> [EXCERPT PROVIDED]:
##########
“You show this to anybody, and I’ll kill you,” says Jon Lyons, absently, as he bears down on one very busy page of my notebook with a green Sharpie.
For the last two hours he has been drawing chines and deadrises and running surfaces and hull steps, referencing a dozen production skiffs for comparative purposes as he tries to explain the engineering virtues of the 26 Regulator — a boat he has sold and repowered quite a few times in recent years — and classic deep-vees in general.
“My dad’s the engineer. I do this stuff by feel,” he adds, approximating the 26’s steep, unadorned vee, running over a half-dozen other drawings in this fourth attempt to drive the importance of weight distribution and horsepower through my concrete frontal lobe.
Lyons, 32, has been handling skiffs of every size, purpose, configuration and price range since about the time he transitioned out of Pampers — a fact less significant than where he has handled them.
##########
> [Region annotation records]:
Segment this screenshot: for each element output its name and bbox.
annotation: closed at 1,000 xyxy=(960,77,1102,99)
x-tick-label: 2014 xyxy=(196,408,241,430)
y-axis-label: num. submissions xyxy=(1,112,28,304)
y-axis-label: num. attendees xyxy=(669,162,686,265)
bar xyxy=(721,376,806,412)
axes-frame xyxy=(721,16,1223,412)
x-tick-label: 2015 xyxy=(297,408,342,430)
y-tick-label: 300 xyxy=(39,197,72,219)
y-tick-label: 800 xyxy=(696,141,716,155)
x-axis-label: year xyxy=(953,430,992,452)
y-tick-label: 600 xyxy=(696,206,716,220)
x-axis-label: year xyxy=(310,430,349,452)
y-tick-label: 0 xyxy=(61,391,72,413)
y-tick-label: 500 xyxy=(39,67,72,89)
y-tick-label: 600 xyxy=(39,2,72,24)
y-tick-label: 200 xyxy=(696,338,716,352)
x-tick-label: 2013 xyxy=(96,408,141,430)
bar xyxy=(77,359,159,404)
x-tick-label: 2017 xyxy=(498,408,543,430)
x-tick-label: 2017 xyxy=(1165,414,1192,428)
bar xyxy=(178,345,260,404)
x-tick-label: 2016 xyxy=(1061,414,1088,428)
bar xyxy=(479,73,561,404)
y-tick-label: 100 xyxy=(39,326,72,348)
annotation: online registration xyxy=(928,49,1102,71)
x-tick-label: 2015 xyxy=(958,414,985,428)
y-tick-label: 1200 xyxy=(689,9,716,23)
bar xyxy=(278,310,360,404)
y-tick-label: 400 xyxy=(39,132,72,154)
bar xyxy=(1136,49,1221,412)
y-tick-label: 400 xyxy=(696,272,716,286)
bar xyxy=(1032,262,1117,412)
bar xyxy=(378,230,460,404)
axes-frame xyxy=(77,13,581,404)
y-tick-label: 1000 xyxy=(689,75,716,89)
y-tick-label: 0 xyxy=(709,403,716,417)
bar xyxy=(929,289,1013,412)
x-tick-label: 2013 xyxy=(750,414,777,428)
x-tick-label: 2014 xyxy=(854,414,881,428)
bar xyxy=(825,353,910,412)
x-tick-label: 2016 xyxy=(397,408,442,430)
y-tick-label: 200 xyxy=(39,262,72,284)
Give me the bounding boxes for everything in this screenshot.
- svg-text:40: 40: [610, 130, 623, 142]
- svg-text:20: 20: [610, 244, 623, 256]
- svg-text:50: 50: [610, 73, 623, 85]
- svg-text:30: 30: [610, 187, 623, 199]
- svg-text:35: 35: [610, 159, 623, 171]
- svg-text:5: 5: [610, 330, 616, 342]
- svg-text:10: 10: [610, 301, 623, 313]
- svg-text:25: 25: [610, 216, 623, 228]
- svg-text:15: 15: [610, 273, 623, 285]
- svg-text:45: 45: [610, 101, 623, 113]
##########
> [TO BE DONE]:
[a] In the excerpt about Jon Lyons, condense the paragraph beginning "For the last two hours" into one shorter sentence that keeps its main facts.
[b] From the excerpt about Jon Lyons, extract the part that opens with the words containing "Lyons, 32, has" and closes with "has handled them.".

> [EXERCISE RESULTS]:
[a] For two hours, Lyons has been sketching chines, deadrises, running surfaces and hull steps, drawing on a dozen production skiffs for comparison, to explain the engineering virtues of the 26 Regulator (a boat he has sold and repowered many times recently) and of classic deep-vees in general.

[b]
Lyons, 32, has been handling skiffs of every size, purpose, configuration and price range since about the time he transitioned out of Pampers — a fact less significant than where he has handled them.